**EXERCISE:**
Gather all lines in the data that hold the string "color".

## BEGIN

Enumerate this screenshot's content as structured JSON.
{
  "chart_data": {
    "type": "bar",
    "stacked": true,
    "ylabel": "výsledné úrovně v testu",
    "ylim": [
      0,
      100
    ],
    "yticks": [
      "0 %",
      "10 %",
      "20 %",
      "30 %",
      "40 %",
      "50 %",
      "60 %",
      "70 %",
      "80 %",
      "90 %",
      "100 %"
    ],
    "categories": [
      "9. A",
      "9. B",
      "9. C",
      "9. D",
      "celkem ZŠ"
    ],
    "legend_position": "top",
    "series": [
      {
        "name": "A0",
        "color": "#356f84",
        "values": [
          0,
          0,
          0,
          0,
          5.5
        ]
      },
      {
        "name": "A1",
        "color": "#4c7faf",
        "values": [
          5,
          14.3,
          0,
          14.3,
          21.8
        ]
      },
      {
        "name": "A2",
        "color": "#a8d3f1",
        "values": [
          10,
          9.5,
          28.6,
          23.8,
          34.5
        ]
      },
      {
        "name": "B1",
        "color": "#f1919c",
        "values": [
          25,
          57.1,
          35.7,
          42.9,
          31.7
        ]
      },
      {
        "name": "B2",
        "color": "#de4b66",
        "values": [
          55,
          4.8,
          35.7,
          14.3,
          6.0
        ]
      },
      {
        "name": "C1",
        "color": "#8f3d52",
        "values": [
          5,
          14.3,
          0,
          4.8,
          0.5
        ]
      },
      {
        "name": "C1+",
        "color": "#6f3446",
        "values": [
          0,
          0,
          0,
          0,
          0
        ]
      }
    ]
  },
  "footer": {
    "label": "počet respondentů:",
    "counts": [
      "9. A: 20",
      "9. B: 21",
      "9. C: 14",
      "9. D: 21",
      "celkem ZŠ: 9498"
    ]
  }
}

## END

**SOLUTION BELOW:**
        "color": "#356f84",
        "color": "#4c7faf",
        "color": "#a8d3f1",
        "color": "#f1919c",
        "color": "#de4b66",
        "color": "#8f3d52",
        "color": "#6f3446",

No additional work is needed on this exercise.